**Set task:** List every line in this data where the string "growth" occurs.

**Source records:**
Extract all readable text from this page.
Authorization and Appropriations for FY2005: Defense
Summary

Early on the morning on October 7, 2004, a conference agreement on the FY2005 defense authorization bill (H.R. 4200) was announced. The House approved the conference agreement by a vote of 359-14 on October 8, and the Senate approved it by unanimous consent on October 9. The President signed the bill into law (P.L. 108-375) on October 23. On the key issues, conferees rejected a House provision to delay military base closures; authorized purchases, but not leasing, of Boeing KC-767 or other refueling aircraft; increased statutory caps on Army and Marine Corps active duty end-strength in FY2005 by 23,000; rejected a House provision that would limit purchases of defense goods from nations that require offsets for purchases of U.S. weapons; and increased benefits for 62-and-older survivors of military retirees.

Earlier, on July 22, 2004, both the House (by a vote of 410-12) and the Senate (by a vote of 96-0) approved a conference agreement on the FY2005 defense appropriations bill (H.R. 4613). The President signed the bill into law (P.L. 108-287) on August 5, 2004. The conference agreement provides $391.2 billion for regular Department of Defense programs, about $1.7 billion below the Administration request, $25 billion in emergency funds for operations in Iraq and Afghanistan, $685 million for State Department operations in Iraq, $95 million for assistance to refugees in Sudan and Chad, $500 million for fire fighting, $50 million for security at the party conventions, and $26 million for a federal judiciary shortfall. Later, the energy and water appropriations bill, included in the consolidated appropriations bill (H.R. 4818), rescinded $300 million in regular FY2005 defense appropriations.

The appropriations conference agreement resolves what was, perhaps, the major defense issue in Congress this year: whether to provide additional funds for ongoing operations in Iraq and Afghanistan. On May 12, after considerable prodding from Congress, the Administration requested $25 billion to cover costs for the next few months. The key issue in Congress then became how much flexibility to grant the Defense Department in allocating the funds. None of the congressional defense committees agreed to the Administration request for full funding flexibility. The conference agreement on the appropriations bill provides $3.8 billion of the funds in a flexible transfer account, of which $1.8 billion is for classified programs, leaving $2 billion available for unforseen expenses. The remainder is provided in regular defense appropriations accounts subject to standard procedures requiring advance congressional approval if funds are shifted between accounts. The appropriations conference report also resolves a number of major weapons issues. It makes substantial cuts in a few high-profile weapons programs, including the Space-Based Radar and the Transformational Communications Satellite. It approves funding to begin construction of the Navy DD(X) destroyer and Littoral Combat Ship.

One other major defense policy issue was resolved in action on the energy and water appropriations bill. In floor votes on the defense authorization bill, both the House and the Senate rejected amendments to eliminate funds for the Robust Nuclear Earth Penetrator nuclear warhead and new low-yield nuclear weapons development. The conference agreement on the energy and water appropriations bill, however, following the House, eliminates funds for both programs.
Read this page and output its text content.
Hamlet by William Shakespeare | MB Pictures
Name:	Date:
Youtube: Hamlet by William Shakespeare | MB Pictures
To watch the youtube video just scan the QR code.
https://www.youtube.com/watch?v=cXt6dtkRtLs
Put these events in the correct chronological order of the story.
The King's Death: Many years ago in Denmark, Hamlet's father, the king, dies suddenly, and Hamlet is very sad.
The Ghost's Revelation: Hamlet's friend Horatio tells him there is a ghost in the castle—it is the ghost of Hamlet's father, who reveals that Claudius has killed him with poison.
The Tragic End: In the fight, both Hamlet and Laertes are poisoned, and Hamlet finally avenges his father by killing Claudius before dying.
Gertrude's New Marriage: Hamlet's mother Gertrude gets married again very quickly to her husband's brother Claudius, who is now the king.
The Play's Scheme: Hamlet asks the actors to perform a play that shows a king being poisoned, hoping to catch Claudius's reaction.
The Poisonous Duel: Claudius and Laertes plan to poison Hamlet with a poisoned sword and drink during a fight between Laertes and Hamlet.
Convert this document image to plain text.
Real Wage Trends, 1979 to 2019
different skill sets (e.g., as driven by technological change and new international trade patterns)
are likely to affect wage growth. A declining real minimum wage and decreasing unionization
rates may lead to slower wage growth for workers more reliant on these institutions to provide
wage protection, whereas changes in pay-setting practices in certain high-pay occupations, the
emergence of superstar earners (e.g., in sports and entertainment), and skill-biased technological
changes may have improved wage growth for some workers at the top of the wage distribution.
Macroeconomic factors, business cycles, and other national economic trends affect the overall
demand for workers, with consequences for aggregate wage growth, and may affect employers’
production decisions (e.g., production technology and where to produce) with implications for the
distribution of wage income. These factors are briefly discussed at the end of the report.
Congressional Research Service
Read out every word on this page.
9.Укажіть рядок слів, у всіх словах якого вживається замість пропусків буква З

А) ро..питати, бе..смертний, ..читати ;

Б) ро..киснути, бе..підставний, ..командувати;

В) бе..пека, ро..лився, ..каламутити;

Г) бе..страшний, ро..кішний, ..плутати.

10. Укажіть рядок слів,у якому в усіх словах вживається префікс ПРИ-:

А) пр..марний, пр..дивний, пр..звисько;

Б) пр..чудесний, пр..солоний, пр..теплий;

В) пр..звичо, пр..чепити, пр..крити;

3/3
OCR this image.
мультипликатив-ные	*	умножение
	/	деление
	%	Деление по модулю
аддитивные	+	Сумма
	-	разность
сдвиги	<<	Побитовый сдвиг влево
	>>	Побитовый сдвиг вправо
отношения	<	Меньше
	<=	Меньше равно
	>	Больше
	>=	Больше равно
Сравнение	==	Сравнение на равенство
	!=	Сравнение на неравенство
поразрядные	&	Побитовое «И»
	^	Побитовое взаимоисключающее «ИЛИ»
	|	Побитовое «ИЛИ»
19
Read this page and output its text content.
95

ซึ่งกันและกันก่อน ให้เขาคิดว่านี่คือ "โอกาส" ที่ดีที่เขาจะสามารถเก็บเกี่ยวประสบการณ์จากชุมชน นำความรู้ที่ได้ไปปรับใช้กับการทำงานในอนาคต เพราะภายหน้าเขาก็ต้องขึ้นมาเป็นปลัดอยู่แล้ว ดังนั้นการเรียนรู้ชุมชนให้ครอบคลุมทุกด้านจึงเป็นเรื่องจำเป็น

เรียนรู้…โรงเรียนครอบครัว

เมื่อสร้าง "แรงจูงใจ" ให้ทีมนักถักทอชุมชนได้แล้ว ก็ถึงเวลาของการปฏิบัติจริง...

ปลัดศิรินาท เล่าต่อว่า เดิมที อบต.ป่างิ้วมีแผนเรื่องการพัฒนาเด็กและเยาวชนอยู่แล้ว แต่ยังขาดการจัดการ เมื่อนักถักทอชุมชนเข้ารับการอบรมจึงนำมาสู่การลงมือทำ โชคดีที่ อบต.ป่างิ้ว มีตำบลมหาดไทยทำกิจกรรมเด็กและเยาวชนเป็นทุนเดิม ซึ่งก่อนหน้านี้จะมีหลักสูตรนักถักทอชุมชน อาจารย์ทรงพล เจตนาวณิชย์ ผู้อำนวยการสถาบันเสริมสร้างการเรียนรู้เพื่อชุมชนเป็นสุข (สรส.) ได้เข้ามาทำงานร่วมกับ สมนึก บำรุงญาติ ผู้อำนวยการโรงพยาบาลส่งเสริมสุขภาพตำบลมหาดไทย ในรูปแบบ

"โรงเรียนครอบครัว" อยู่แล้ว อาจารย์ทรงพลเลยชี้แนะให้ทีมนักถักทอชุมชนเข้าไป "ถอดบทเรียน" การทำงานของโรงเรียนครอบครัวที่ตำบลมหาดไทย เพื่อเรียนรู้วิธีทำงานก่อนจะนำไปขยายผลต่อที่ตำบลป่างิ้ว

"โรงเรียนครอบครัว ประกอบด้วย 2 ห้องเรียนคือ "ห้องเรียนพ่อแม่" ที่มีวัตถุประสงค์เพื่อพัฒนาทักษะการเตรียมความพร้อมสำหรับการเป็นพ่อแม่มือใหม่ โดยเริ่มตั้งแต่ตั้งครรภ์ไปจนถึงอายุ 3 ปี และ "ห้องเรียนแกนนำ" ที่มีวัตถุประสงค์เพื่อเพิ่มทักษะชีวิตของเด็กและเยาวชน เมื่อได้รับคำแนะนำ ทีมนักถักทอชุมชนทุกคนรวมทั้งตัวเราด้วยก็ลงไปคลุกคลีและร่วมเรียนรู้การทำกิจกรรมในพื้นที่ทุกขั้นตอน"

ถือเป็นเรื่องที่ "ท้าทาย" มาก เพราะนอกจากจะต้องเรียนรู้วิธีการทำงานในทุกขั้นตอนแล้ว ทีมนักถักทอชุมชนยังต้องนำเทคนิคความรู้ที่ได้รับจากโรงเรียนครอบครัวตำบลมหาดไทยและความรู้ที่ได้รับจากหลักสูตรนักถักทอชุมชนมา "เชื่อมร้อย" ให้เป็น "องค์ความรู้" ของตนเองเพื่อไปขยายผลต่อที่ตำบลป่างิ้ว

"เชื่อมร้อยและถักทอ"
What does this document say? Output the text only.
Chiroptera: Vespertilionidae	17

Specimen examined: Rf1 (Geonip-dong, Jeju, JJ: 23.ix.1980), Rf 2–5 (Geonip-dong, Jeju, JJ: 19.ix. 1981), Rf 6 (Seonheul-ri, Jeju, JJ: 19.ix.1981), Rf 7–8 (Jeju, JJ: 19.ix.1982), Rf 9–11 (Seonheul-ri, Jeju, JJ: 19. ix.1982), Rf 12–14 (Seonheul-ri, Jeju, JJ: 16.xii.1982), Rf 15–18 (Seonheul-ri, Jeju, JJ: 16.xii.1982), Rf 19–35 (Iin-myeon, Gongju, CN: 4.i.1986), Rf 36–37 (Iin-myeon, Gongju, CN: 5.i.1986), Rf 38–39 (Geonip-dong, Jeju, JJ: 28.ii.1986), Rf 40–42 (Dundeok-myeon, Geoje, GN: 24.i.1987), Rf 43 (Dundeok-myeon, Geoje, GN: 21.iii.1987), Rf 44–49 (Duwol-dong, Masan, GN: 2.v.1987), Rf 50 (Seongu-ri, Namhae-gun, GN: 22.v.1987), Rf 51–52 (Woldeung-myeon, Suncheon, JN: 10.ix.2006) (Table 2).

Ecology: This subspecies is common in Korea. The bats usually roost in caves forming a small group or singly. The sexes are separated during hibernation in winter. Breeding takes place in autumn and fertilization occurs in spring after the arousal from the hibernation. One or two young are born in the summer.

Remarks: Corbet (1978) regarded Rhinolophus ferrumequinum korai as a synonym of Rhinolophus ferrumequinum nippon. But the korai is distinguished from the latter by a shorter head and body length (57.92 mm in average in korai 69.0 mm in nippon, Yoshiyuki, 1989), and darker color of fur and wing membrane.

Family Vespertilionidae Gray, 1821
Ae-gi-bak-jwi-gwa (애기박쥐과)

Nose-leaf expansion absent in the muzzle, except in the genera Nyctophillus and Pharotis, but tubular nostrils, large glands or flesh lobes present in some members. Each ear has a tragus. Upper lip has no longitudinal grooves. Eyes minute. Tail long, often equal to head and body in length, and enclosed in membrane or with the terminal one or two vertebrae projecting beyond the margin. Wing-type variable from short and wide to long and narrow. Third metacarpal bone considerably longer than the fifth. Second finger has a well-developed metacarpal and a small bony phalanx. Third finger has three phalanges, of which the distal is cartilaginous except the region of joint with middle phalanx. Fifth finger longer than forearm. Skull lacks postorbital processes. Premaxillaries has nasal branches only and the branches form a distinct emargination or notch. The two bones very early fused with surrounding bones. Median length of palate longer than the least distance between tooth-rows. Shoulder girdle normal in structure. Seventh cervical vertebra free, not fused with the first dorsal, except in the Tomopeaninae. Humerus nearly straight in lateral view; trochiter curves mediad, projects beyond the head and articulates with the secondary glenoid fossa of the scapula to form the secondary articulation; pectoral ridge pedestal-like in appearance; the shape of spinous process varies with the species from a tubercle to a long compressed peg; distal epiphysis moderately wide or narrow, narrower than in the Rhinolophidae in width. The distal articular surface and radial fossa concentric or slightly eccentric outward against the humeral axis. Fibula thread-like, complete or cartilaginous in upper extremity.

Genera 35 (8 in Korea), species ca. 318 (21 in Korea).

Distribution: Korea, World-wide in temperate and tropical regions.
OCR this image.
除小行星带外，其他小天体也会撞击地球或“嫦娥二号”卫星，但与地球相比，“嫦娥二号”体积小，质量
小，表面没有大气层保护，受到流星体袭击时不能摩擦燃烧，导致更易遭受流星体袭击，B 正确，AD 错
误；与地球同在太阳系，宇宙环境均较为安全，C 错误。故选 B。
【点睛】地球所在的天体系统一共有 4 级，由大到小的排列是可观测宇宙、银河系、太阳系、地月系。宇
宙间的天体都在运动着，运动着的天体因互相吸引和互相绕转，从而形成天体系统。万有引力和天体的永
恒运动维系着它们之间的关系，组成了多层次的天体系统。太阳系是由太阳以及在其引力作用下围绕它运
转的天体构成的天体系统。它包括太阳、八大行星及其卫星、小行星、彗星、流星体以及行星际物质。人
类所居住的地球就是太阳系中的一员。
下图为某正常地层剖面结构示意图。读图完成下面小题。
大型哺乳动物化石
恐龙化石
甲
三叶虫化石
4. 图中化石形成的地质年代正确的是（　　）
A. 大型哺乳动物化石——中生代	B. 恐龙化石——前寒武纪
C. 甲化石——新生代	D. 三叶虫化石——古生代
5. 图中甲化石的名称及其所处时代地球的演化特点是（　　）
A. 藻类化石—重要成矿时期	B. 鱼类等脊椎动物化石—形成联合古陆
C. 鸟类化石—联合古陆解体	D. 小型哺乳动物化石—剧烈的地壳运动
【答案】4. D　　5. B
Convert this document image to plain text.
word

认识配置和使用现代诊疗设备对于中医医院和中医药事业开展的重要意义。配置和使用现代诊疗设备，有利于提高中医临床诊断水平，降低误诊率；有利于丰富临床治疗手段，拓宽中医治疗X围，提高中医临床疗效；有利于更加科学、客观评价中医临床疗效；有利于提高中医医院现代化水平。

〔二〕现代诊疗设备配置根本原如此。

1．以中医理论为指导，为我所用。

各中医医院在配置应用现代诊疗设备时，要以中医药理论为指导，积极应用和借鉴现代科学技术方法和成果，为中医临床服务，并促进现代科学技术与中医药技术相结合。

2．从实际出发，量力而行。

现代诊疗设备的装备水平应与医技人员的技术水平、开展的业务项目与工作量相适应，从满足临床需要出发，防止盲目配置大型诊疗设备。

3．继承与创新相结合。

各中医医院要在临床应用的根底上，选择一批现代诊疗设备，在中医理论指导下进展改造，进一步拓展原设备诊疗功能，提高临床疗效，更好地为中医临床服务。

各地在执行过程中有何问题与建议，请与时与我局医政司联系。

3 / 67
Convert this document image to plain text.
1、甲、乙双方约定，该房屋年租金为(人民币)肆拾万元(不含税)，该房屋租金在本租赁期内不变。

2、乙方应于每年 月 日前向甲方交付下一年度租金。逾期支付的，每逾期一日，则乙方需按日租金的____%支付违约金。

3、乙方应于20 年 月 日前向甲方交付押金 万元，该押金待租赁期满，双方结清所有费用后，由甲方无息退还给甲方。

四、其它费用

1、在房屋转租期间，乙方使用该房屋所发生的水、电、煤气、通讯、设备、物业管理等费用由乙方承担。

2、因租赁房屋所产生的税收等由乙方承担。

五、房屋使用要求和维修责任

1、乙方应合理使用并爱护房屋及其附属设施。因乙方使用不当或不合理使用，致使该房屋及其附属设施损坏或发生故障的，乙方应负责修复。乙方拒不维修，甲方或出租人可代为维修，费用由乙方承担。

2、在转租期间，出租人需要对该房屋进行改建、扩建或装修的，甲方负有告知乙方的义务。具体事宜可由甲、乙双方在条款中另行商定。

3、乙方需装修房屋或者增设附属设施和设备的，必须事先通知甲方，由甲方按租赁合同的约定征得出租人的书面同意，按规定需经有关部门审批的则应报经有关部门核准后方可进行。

**Problem solution:**
are likely to affect wage growth. A declining real minimum wage and decreasing unionization
rates may lead to slower wage growth for workers more reliant on these institutions to provide
changes may have improved wage growth for some workers at the top of the wage distribution.
demand for workers, with consequences for aggregate wage growth, and may affect employers’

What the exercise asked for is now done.